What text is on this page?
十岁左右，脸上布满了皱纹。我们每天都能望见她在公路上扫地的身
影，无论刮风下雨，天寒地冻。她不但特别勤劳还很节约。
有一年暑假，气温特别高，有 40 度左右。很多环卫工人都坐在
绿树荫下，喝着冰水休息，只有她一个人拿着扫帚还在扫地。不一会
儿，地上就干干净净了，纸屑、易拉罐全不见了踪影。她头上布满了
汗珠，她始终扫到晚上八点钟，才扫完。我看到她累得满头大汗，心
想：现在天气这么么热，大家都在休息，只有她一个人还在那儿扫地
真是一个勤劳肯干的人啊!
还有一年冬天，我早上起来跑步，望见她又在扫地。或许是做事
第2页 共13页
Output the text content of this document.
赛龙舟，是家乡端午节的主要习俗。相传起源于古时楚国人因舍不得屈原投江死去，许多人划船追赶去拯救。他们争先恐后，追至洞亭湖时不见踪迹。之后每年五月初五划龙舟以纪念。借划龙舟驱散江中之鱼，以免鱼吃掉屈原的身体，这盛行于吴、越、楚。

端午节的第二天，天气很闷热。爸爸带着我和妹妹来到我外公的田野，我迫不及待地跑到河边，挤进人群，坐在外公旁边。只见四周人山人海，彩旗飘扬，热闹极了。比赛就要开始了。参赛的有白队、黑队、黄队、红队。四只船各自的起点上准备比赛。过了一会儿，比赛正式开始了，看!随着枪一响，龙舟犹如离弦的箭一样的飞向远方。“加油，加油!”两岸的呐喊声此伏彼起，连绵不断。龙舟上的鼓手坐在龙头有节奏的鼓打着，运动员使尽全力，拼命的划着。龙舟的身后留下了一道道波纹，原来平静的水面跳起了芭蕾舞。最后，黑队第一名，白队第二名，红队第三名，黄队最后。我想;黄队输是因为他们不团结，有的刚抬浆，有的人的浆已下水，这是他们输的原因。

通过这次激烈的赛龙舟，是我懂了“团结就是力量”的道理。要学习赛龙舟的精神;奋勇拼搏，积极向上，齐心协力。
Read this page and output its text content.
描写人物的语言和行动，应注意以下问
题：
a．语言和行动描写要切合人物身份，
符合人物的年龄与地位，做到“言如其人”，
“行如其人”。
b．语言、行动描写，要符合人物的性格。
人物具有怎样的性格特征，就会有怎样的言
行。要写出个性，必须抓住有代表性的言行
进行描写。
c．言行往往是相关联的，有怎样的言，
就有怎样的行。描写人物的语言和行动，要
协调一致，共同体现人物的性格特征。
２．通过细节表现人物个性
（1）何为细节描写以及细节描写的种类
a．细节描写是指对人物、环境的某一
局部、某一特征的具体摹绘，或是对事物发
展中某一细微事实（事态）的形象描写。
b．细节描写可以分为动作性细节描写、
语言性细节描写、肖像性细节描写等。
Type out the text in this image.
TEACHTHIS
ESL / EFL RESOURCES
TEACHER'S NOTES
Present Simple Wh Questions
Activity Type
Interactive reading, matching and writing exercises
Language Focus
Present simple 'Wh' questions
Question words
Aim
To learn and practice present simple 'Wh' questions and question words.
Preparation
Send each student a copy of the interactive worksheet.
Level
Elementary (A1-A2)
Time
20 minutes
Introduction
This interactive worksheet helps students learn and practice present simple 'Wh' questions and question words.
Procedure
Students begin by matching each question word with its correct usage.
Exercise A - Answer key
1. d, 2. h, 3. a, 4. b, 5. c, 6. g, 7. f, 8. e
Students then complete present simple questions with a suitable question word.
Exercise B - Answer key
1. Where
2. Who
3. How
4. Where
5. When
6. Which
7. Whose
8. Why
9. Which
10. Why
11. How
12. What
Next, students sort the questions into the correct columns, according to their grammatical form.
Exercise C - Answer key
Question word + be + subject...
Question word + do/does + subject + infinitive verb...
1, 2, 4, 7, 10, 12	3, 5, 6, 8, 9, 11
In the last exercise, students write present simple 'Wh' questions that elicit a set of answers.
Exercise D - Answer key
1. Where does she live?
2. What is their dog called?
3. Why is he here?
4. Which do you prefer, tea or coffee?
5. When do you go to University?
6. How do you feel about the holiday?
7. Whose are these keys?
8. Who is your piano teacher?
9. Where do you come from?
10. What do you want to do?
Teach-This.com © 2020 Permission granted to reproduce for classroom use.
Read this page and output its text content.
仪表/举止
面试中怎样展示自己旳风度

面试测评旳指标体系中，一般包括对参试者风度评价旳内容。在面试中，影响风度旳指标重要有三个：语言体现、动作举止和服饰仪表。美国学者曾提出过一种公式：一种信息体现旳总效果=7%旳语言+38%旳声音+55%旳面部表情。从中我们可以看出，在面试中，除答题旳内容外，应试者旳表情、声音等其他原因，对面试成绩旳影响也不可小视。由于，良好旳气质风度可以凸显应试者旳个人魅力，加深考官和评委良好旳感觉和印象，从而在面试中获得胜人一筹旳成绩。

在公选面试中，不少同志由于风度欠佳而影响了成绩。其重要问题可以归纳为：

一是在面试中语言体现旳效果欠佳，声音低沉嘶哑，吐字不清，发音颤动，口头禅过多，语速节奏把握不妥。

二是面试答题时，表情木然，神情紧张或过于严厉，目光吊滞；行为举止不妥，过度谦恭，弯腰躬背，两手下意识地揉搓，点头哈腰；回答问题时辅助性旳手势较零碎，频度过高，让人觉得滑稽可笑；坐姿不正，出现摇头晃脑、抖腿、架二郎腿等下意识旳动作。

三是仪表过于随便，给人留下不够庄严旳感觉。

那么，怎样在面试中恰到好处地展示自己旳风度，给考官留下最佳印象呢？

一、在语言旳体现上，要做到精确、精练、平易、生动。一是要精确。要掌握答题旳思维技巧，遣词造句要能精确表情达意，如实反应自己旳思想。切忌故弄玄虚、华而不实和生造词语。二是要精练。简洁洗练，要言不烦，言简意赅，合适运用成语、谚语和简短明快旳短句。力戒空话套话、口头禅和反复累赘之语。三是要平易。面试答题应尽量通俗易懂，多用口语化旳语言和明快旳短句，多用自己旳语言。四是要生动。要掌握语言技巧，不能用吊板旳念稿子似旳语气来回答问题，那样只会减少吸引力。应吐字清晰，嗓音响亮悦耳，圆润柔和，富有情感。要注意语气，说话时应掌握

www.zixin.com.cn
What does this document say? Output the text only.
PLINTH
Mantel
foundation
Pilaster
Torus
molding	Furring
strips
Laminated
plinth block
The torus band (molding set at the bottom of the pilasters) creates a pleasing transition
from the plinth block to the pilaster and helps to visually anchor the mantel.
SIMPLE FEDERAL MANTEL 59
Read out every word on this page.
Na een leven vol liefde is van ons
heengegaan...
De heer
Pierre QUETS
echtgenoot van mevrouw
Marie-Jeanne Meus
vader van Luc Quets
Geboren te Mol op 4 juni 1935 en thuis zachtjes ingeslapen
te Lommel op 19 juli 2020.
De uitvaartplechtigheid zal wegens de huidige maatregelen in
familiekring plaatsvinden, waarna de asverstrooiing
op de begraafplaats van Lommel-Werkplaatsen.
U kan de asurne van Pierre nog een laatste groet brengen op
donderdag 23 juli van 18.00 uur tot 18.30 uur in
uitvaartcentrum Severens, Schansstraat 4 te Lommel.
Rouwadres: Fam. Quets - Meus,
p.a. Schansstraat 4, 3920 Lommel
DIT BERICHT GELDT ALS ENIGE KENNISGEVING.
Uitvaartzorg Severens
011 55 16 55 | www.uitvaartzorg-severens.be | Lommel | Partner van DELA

○ ○ ○ ○ ○ ○ ○

- Work to complete
Please set down the whole listing above without altering a single line.

- Exercise result
What text is on this page?
十岁左右，脸上布满了皱纹。我们每天都能望见她在公路上扫地的身
影，无论刮风下雨，天寒地冻。她不但特别勤劳还很节约。
有一年暑假，气温特别高，有 40 度左右。很多环卫工人都坐在
绿树荫下，喝着冰水休息，只有她一个人拿着扫帚还在扫地。不一会
儿，地上就干干净净了，纸屑、易拉罐全不见了踪影。她头上布满了
汗珠，她始终扫到晚上八点钟，才扫完。我看到她累得满头大汗，心
想：现在天气这么么热，大家都在休息，只有她一个人还在那儿扫地
真是一个勤劳肯干的人啊!
还有一年冬天，我早上起来跑步，望见她又在扫地。或许是做事
第2页 共13页
Output the text content of this document.
赛龙舟，是家乡端午节的主要习俗。相传起源于古时楚国人因舍不得屈原投江死去，许多人划船追赶去拯救。他们争先恐后，追至洞亭湖时不见踪迹。之后每年五月初五划龙舟以纪念。借划龙舟驱散江中之鱼，以免鱼吃掉屈原的身体，这盛行于吴、越、楚。

端午节的第二天，天气很闷热。爸爸带着我和妹妹来到我外公的田野，我迫不及待地跑到河边，挤进人群，坐在外公旁边。只见四周人山人海，彩旗飘扬，热闹极了。比赛就要开始了。参赛的有白队、黑队、黄队、红队。四只船各自的起点上准备比赛。过了一会儿，比赛正式开始了，看!随着枪一响，龙舟犹如离弦的箭一样的飞向远方。“加油，加油!”两岸的呐喊声此伏彼起，连绵不断。龙舟上的鼓手坐在龙头有节奏的鼓打着，运动员使尽全力，拼命的划着。龙舟的身后留下了一道道波纹，原来平静的水面跳起了芭蕾舞。最后，黑队第一名，白队第二名，红队第三名，黄队最后。我想;黄队输是因为他们不团结，有的刚抬浆，有的人的浆已下水，这是他们输的原因。

通过这次激烈的赛龙舟，是我懂了“团结就是力量”的道理。要学习赛龙舟的精神;奋勇拼搏，积极向上，齐心协力。
Read this page and output its text content.
描写人物的语言和行动，应注意以下问
题：
a．语言和行动描写要切合人物身份，
符合人物的年龄与地位，做到“言如其人”，
“行如其人”。
b．语言、行动描写，要符合人物的性格。
人物具有怎样的性格特征，就会有怎样的言
行。要写出个性，必须抓住有代表性的言行
进行描写。
c．言行往往是相关联的，有怎样的言，
就有怎样的行。描写人物的语言和行动，要
协调一致，共同体现人物的性格特征。
２．通过细节表现人物个性
（1）何为细节描写以及细节描写的种类
a．细节描写是指对人物、环境的某一
局部、某一特征的具体摹绘，或是对事物发
展中某一细微事实（事态）的形象描写。
b．细节描写可以分为动作性细节描写、
语言性细节描写、肖像性细节描写等。
Type out the text in this image.
TEACHTHIS
ESL / EFL RESOURCES
TEACHER'S NOTES
Present Simple Wh Questions
Activity Type
Interactive reading, matching and writing exercises
Language Focus
Present simple 'Wh' questions
Question words
Aim
To learn and practice present simple 'Wh' questions and question words.
Preparation
Send each student a copy of the interactive worksheet.
Level
Elementary (A1-A2)
Time
20 minutes
Introduction
This interactive worksheet helps students learn and practice present simple 'Wh' questions and question words.
Procedure
Students begin by matching each question word with its correct usage.
Exercise A - Answer key
1. d, 2. h, 3. a, 4. b, 5. c, 6. g, 7. f, 8. e
Students then complete present simple questions with a suitable question word.
Exercise B - Answer key
1. Where
2. Who
3. How
4. Where
5. When
6. Which
7. Whose
8. Why
9. Which
10. Why
11. How
12. What
Next, students sort the questions into the correct columns, according to their grammatical form.
Exercise C - Answer key
Question word + be + subject...
Question word + do/does + subject + infinitive verb...
1, 2, 4, 7, 10, 12	3, 5, 6, 8, 9, 11
In the last exercise, students write present simple 'Wh' questions that elicit a set of answers.
Exercise D - Answer key
1. Where does she live?
2. What is their dog called?
3. Why is he here?
4. Which do you prefer, tea or coffee?
5. When do you go to University?
6. How do you feel about the holiday?
7. Whose are these keys?
8. Who is your piano teacher?
9. Where do you come from?
10. What do you want to do?
Teach-This.com © 2020 Permission granted to reproduce for classroom use.
Read this page and output its text content.
仪表/举止
面试中怎样展示自己旳风度

面试测评旳指标体系中，一般包括对参试者风度评价旳内容。在面试中，影响风度旳指标重要有三个：语言体现、动作举止和服饰仪表。美国学者曾提出过一种公式：一种信息体现旳总效果=7%旳语言+38%旳声音+55%旳面部表情。从中我们可以看出，在面试中，除答题旳内容外，应试者旳表情、声音等其他原因，对面试成绩旳影响也不可小视。由于，良好旳气质风度可以凸显应试者旳个人魅力，加深考官和评委良好旳感觉和印象，从而在面试中获得胜人一筹旳成绩。

在公选面试中，不少同志由于风度欠佳而影响了成绩。其重要问题可以归纳为：

一是在面试中语言体现旳效果欠佳，声音低沉嘶哑，吐字不清，发音颤动，口头禅过多，语速节奏把握不妥。

二是面试答题时，表情木然，神情紧张或过于严厉，目光吊滞；行为举止不妥，过度谦恭，弯腰躬背，两手下意识地揉搓，点头哈腰；回答问题时辅助性旳手势较零碎，频度过高，让人觉得滑稽可笑；坐姿不正，出现摇头晃脑、抖腿、架二郎腿等下意识旳动作。

三是仪表过于随便，给人留下不够庄严旳感觉。

那么，怎样在面试中恰到好处地展示自己旳风度，给考官留下最佳印象呢？

一、在语言旳体现上，要做到精确、精练、平易、生动。一是要精确。要掌握答题旳思维技巧，遣词造句要能精确表情达意，如实反应自己旳思想。切忌故弄玄虚、华而不实和生造词语。二是要精练。简洁洗练，要言不烦，言简意赅，合适运用成语、谚语和简短明快旳短句。力戒空话套话、口头禅和反复累赘之语。三是要平易。面试答题应尽量通俗易懂，多用口语化旳语言和明快旳短句，多用自己旳语言。四是要生动。要掌握语言技巧，不能用吊板旳念稿子似旳语气来回答问题，那样只会减少吸引力。应吐字清晰，嗓音响亮悦耳，圆润柔和，富有情感。要注意语气，说话时应掌握

www.zixin.com.cn
What does this document say? Output the text only.
PLINTH
Mantel
foundation
Pilaster
Torus
molding	Furring
strips
Laminated
plinth block
The torus band (molding set at the bottom of the pilasters) creates a pleasing transition
from the plinth block to the pilaster and helps to visually anchor the mantel.
SIMPLE FEDERAL MANTEL 59
Read out every word on this page.
Na een leven vol liefde is van ons
heengegaan...
De heer
Pierre QUETS
echtgenoot van mevrouw
Marie-Jeanne Meus
vader van Luc Quets
Geboren te Mol op 4 juni 1935 en thuis zachtjes ingeslapen
te Lommel op 19 juli 2020.
De uitvaartplechtigheid zal wegens de huidige maatregelen in
familiekring plaatsvinden, waarna de asverstrooiing
op de begraafplaats van Lommel-Werkplaatsen.
U kan de asurne van Pierre nog een laatste groet brengen op
donderdag 23 juli van 18.00 uur tot 18.30 uur in
uitvaartcentrum Severens, Schansstraat 4 te Lommel.
Rouwadres: Fam. Quets - Meus,
p.a. Schansstraat 4, 3920 Lommel
DIT BERICHT GELDT ALS ENIGE KENNISGEVING.
Uitvaartzorg Severens
011 55 16 55 | www.uitvaartzorg-severens.be | Lommel | Partner van DELA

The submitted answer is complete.